■ **Aim**
Copy the items from the start through the line containing "Extract all elements", swapping "svg-text" for "text-label" and leaving everything else unchanged. Omit the pictures.

■ **Record extracts**
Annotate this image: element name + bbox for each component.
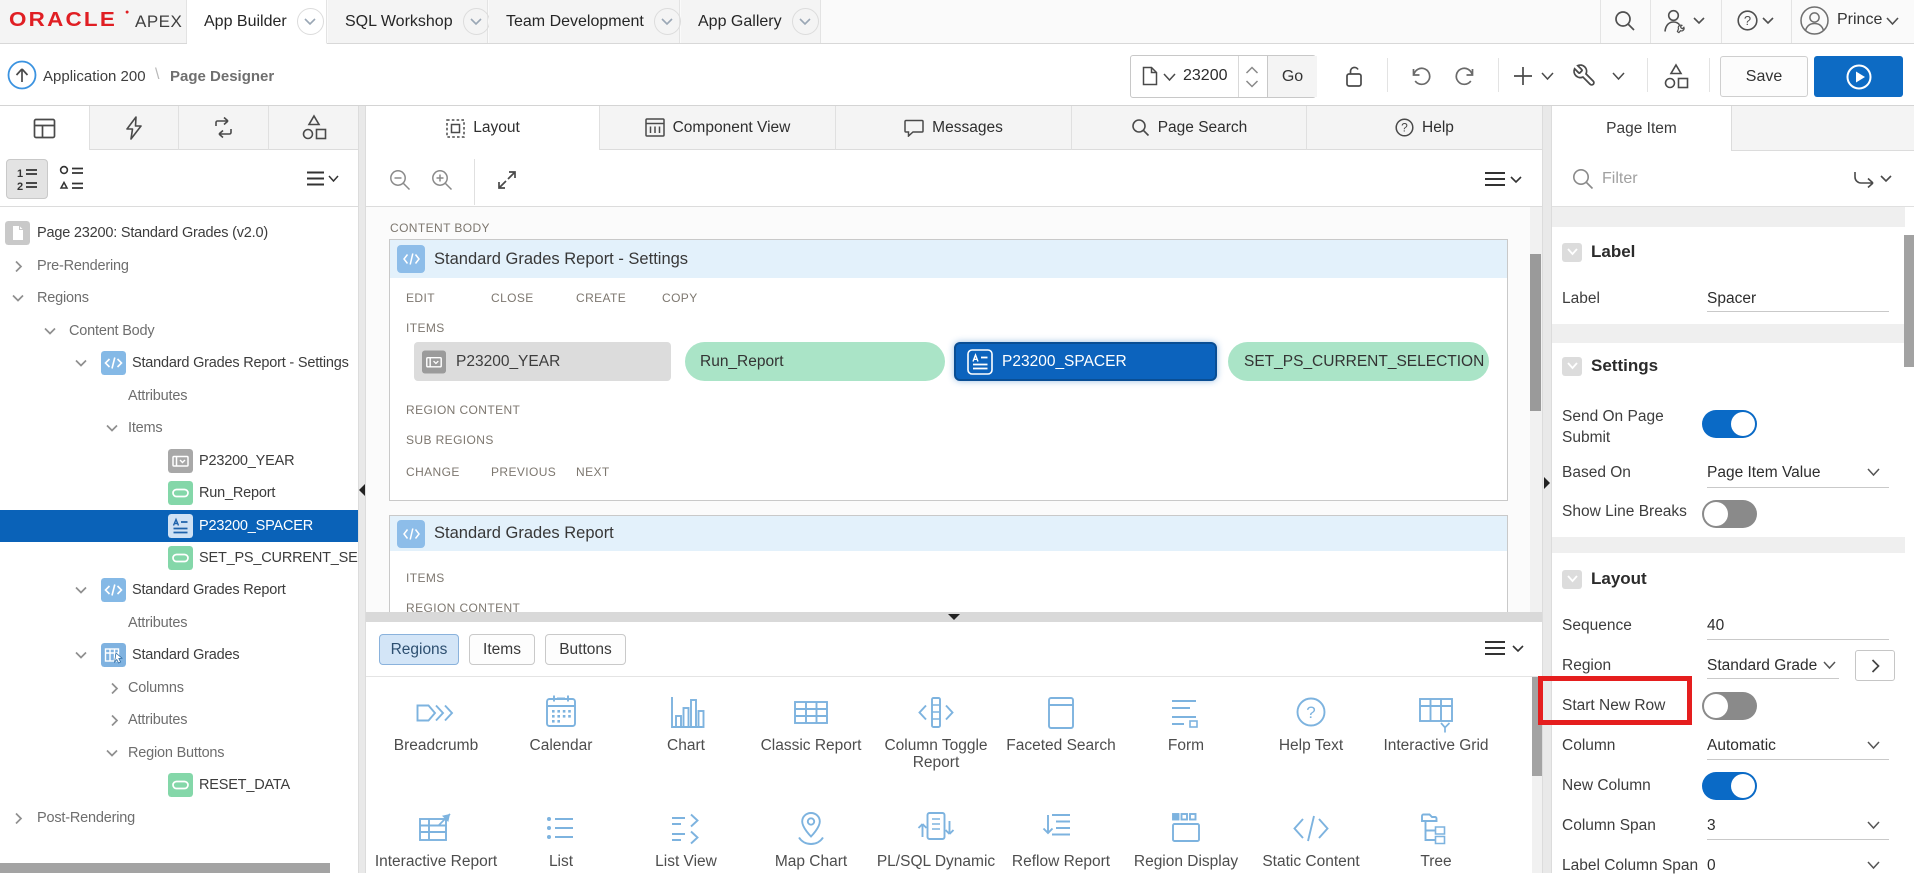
svg-text:?: ? bbox=[1306, 703, 1315, 722]
svg-text:1: 1 bbox=[17, 168, 23, 180]
svg-text:2: 2 bbox=[17, 181, 23, 192]
svg-text:?: ? bbox=[1744, 13, 1751, 28]
svg-text:?: ? bbox=[1401, 121, 1408, 135]
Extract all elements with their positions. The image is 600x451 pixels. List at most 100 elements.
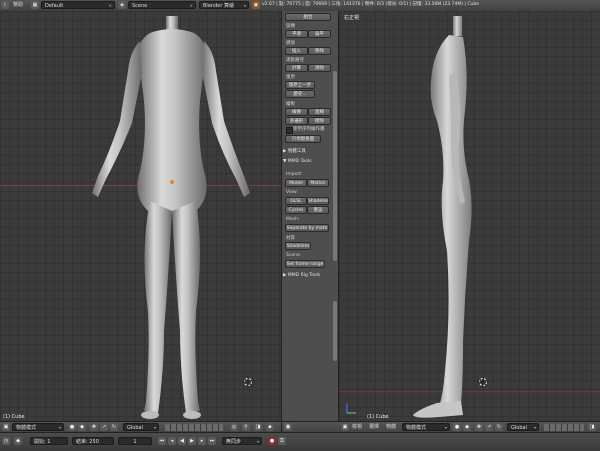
import-label: Import: xyxy=(286,172,303,177)
scene-value: Scene xyxy=(132,3,148,9)
3d-viewport-right[interactable]: 右正視 (1) Cube ▣ 檢視 選擇 物體 物體模式 ▾ ● ◆ ✥ ↗ ↻… xyxy=(339,11,600,432)
rotate-icon[interactable]: ↻ xyxy=(495,423,503,431)
help-menu[interactable]: 幫助 xyxy=(13,1,23,9)
timeline-editor-icon[interactable]: ◷ xyxy=(2,437,10,445)
render-preview-icon[interactable]: ◨ xyxy=(588,423,596,431)
screen-layout-select[interactable]: Default ✕ xyxy=(41,1,115,9)
panel-scrollbar[interactable] xyxy=(333,71,337,261)
manipulator-icon[interactable]: ✥ xyxy=(475,423,483,431)
import-motion-button[interactable]: Motion xyxy=(307,179,329,187)
chevron-down-icon: ▾ xyxy=(58,425,61,430)
line-button[interactable]: 直線 xyxy=(308,108,331,116)
object-mode-select[interactable]: 物體模式 ▾ xyxy=(12,423,64,431)
next-keyframe-icon[interactable]: ▸ xyxy=(198,437,206,445)
only-3d-button[interactable]: 只地窗角面 xyxy=(285,135,321,143)
translate-icon[interactable]: ↗ xyxy=(485,423,493,431)
tool-shelf-panel: 組合 旋轉 平滑 扁平 鍵值 插入 移除 運動路徑 計算 清除 復原 復原上一步… xyxy=(281,11,340,433)
shadeless-material-button[interactable]: Shadeless xyxy=(285,242,311,250)
sync-mode-select[interactable]: 無同步 ▾ xyxy=(222,437,262,445)
close-icon[interactable]: ✕ xyxy=(109,2,112,8)
current-frame-value: 1 xyxy=(133,439,137,445)
rotate-icon[interactable]: ↻ xyxy=(110,423,118,431)
end-frame-field[interactable]: 結束: 250 xyxy=(72,437,114,445)
erase-button[interactable]: 擦除 xyxy=(308,117,331,125)
poly-button[interactable]: 多邊形 xyxy=(285,117,308,125)
3d-viewport-front[interactable]: (1) Cube ▣ 物體模式 ▾ ● ◆ ✥ ↗ ↻ Global ▾ ◎ ⚲… xyxy=(0,11,281,432)
viewport-object-label: (1) Cube xyxy=(3,414,25,420)
editor-type-icon[interactable]: ▣ xyxy=(284,423,292,431)
object-mode-value: 物體模式 xyxy=(406,425,427,431)
chevron-down-icon: ▾ xyxy=(444,425,447,430)
join-button[interactable]: 組合 xyxy=(285,13,331,21)
start-frame-field[interactable]: 開始: 1 xyxy=(30,437,68,445)
undo-button[interactable]: 復原上一步 xyxy=(285,81,315,89)
pivot-icon[interactable]: ◆ xyxy=(78,423,86,431)
orientation-value: Global xyxy=(127,425,143,431)
model-front-view[interactable] xyxy=(0,11,281,432)
orientation-select[interactable]: Global ▾ xyxy=(507,423,539,431)
object-mode-select[interactable]: 物體模式 ▾ xyxy=(402,423,450,431)
layer-buttons[interactable] xyxy=(544,424,584,431)
mmd-tools-header[interactable]: ▼ MMD Tools xyxy=(283,159,330,164)
keyframe-icon[interactable]: ◆ xyxy=(14,437,22,445)
mesh-label: Mesh: xyxy=(286,217,300,222)
panel-scrollbar-lower[interactable] xyxy=(333,301,337,361)
render-engine-select[interactable]: Blender 算繪 ▾ xyxy=(199,1,249,9)
prev-keyframe-icon[interactable]: ◂ xyxy=(168,437,176,445)
view3d-editor-icon[interactable]: ▣ xyxy=(2,423,10,431)
manipulator-icon[interactable]: ✥ xyxy=(90,423,98,431)
current-frame-field[interactable]: 1 xyxy=(118,437,152,445)
view3d-editor-icon[interactable]: ▣ xyxy=(341,423,349,431)
record-icon[interactable]: ● xyxy=(268,437,276,445)
remove-key-button[interactable]: 移除 xyxy=(308,47,331,55)
3d-cursor-icon xyxy=(242,376,254,388)
mmd-rig-tools-header[interactable]: ▶ MMD Rig Tools xyxy=(283,273,330,278)
orientation-select[interactable]: Global ▾ xyxy=(123,423,159,431)
shading-icon[interactable]: ● xyxy=(68,423,76,431)
reset-view-button[interactable]: 重設 xyxy=(307,206,329,214)
snap-icon[interactable]: ⚲ xyxy=(242,423,250,431)
keying-set-icon[interactable]: ⚿ xyxy=(278,437,286,445)
model-side-view[interactable] xyxy=(339,11,600,432)
smooth-button[interactable]: 平滑 xyxy=(285,30,308,38)
import-model-button[interactable]: Model xyxy=(285,179,307,187)
play-reverse-icon[interactable]: ◀ xyxy=(178,437,186,445)
scene-select[interactable]: Scene ✕ xyxy=(128,1,196,9)
jump-end-icon[interactable]: ⏭ xyxy=(208,437,216,445)
view-menu[interactable]: 檢視 xyxy=(352,423,362,431)
right-leg-shape xyxy=(172,201,200,413)
close-icon[interactable]: ✕ xyxy=(190,2,193,8)
pivot-icon[interactable]: ◆ xyxy=(463,423,471,431)
physics-tools-label: 物體工具 xyxy=(287,149,306,154)
glsl-button[interactable]: GLSL xyxy=(285,197,307,205)
use-sequence-checkbox[interactable] xyxy=(286,127,293,134)
play-icon[interactable]: ▶ xyxy=(188,437,196,445)
editor-type-icon[interactable]: i xyxy=(1,1,9,9)
chevron-down-icon: ▾ xyxy=(153,425,156,430)
camera-icon[interactable]: ▪ xyxy=(266,423,274,431)
flat-button[interactable]: 扁平 xyxy=(308,30,331,38)
set-frame-range-button[interactable]: Set frame range xyxy=(285,260,325,268)
timeline-header: ◷ ◆ 開始: 1 結束: 250 1 ⏮ ◂ ◀ ▶ ▸ ⏭ 無同步 ▾ ● … xyxy=(0,432,600,451)
chevron-down-icon: ▾ xyxy=(533,425,536,430)
calculate-path-button[interactable]: 計算 xyxy=(285,64,308,72)
render-preview-icon[interactable]: ◨ xyxy=(254,423,262,431)
physics-tools-header[interactable]: ▶ 物體工具 xyxy=(283,148,330,154)
3d-cursor-icon xyxy=(477,376,489,388)
jump-start-icon[interactable]: ⏮ xyxy=(158,437,166,445)
right-foot-shape xyxy=(183,411,201,419)
proportional-edit-icon[interactable]: ◎ xyxy=(230,423,238,431)
undo-history-button[interactable]: 歷史... xyxy=(285,90,315,98)
separate-by-material-button[interactable]: Separate by mate xyxy=(285,224,329,232)
shadeless-view-button[interactable]: Shadeles xyxy=(307,197,329,205)
object-menu[interactable]: 物體 xyxy=(386,423,396,431)
cycles-button[interactable]: Cycles xyxy=(285,206,307,214)
insert-key-button[interactable]: 插入 xyxy=(285,47,308,55)
left-arm-shape xyxy=(92,41,142,197)
select-menu[interactable]: 選擇 xyxy=(369,423,379,431)
draw-button[interactable]: 線條 xyxy=(285,108,308,116)
shading-icon[interactable]: ● xyxy=(453,423,461,431)
clear-path-button[interactable]: 清除 xyxy=(308,64,331,72)
translate-icon[interactable]: ↗ xyxy=(100,423,108,431)
layer-buttons[interactable] xyxy=(165,424,223,431)
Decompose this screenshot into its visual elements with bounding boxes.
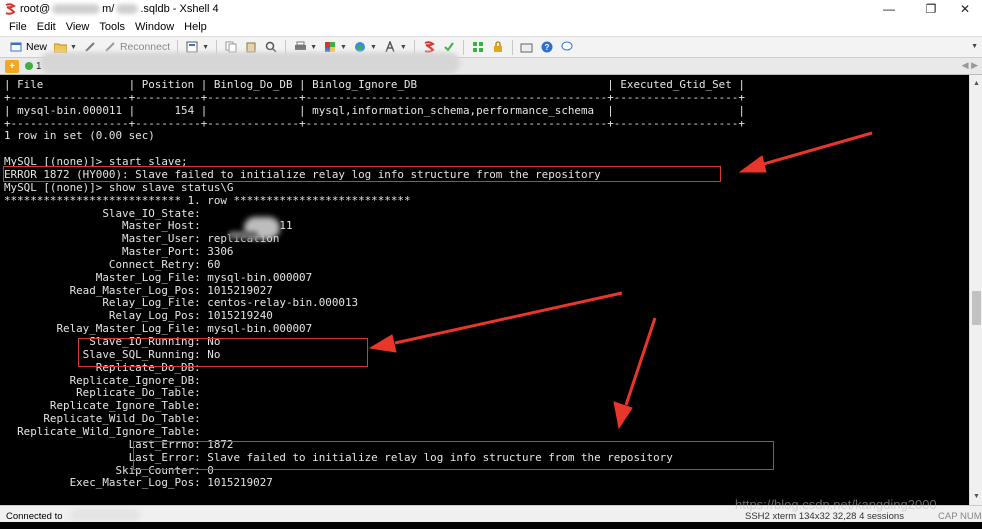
menu-edit[interactable]: Edit	[32, 21, 61, 33]
new-tab-icon[interactable]: +	[5, 59, 19, 73]
terminal-line: +------------------+----------+---------…	[4, 116, 745, 130]
redacted-tab-title	[40, 52, 460, 74]
menu-window[interactable]: Window	[130, 21, 179, 33]
terminal-line: Connect_Retry: 60	[4, 257, 221, 271]
terminal-line: Master_Log_File: mysql-bin.000007	[4, 270, 313, 284]
title-bar: root@ m/ .sqldb - Xshell 4 — ❐ ✕	[0, 0, 982, 17]
scrollbar-thumb[interactable]	[972, 291, 981, 325]
session-info: SSH2 xterm 134x32 32,28 4 sessions	[745, 511, 904, 522]
terminal-line: +------------------+----------+---------…	[4, 90, 745, 104]
connected-status-icon	[25, 62, 33, 70]
maximize-button[interactable]: ❐	[914, 0, 948, 17]
chevron-down-icon: ▼	[310, 43, 318, 51]
terminal-line: | File | Position | Binlog_Do_DB | Binlo…	[4, 78, 745, 91]
window-title-prefix: root@	[20, 2, 51, 15]
taskbar-strip	[0, 522, 982, 529]
chat-button[interactable]	[557, 38, 577, 56]
new-label: New	[26, 41, 48, 53]
help-icon: ?	[540, 40, 554, 54]
toolbar-separator	[511, 39, 513, 55]
chevron-down-icon: ▼	[70, 43, 77, 51]
redacted-path	[116, 3, 139, 14]
close-button[interactable]: ✕	[948, 0, 982, 17]
connection-status: Connected to	[6, 511, 63, 522]
session-tab-bar: + 1 ◀ ▶	[0, 52, 982, 75]
layout-icon	[471, 40, 485, 54]
scroll-down-icon[interactable]: ▼	[970, 490, 982, 503]
xshell-logo-icon	[4, 2, 16, 15]
menu-tools[interactable]: Tools	[94, 21, 130, 33]
chat-icon	[560, 40, 574, 54]
terminal-line: Relay_Log_Pos: 1015219240	[4, 309, 273, 323]
terminal-line: Replicate_Do_Table:	[4, 386, 208, 400]
menu-view[interactable]: View	[61, 21, 95, 33]
tab-scroll-arrows-icon[interactable]: ◀ ▶	[962, 60, 978, 71]
terminal-line: Read_Master_Log_Pos: 1015219027	[4, 283, 273, 297]
terminal-line: Replicate_Wild_Ignore_Table:	[4, 424, 208, 438]
error-highlight-box	[3, 166, 721, 182]
redacted-host	[52, 3, 101, 14]
chevron-down-icon: ▼	[340, 43, 347, 51]
window-title-mid: m/	[102, 2, 115, 15]
terminal-line: Replicate_Ignore_DB:	[4, 373, 208, 387]
terminal-line: *************************** 1. row *****…	[4, 193, 411, 207]
terminal-line: Replicate_Ignore_Table:	[4, 399, 208, 413]
new-session-icon	[9, 40, 23, 54]
help-button[interactable]: ?	[537, 38, 557, 56]
layout-button[interactable]	[468, 38, 488, 56]
lock-icon	[491, 40, 505, 54]
last-error-highlight-box	[133, 441, 774, 470]
menu-bar: File Edit View Tools Window Help	[0, 17, 982, 36]
terminal-line: Relay_Log_File: centos-relay-bin.000013	[4, 296, 359, 310]
chevron-down-icon: ▼	[399, 43, 407, 51]
terminal-scrollbar[interactable]: ▲ ▼	[969, 75, 982, 505]
menu-help[interactable]: Help	[179, 21, 212, 33]
keyboard-state: CAP NUM	[938, 511, 982, 522]
terminal-line: Relay_Master_Log_File: mysql-bin.000007	[4, 322, 313, 336]
terminal-line: Exec_Master_Log_Pos: 1015219027	[4, 476, 273, 490]
redacted-connection	[70, 509, 140, 521]
watermark: https://blog.csdn.net/kangding2000	[735, 497, 937, 512]
running-status-highlight-box	[78, 338, 368, 367]
window-title-suffix: .sqldb - Xshell 4	[140, 2, 219, 15]
toolbar-separator	[462, 39, 464, 55]
terminal-line: 1 row in set (0.00 sec)	[4, 129, 155, 143]
compose-button[interactable]	[517, 38, 537, 56]
minimize-button[interactable]: —	[872, 0, 906, 17]
menu-file[interactable]: File	[4, 21, 32, 33]
svg-text:?: ?	[544, 43, 549, 52]
chevron-down-icon: ▼	[369, 43, 377, 51]
terminal-line: Master_Port: 3306	[4, 245, 234, 259]
terminal-line: Slave_IO_State:	[4, 206, 208, 220]
keyboard-icon	[520, 40, 534, 54]
chevron-down-icon: ▼	[202, 43, 210, 51]
redacted-user-fragment	[228, 231, 258, 239]
terminal-line: Replicate_Wild_Do_Table:	[4, 412, 208, 426]
scroll-up-icon[interactable]: ▲	[970, 77, 982, 90]
terminal-line: | mysql-bin.000011 | 154 | | mysql,infor…	[4, 103, 745, 117]
terminal-line: MySQL [(none)]> show slave status\G	[4, 180, 234, 194]
toolbar-overflow-chevron-icon[interactable]: ▼	[971, 43, 978, 50]
lock-button[interactable]	[488, 38, 508, 56]
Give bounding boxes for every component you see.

■ **Exercise result**
Annotate this image: element name + bbox for each component.
text-label:?: ? bbox=[1306, 703, 1315, 722]
text-label:1: 1 bbox=[17, 168, 23, 180]
text-label:2: 2 bbox=[17, 181, 23, 192]
text-label:?: ? bbox=[1744, 13, 1751, 28]
text-label:?: ? bbox=[1401, 121, 1408, 135]
Extract all elements with their positions. The image is 600x451 pixels. List at most 100 elements.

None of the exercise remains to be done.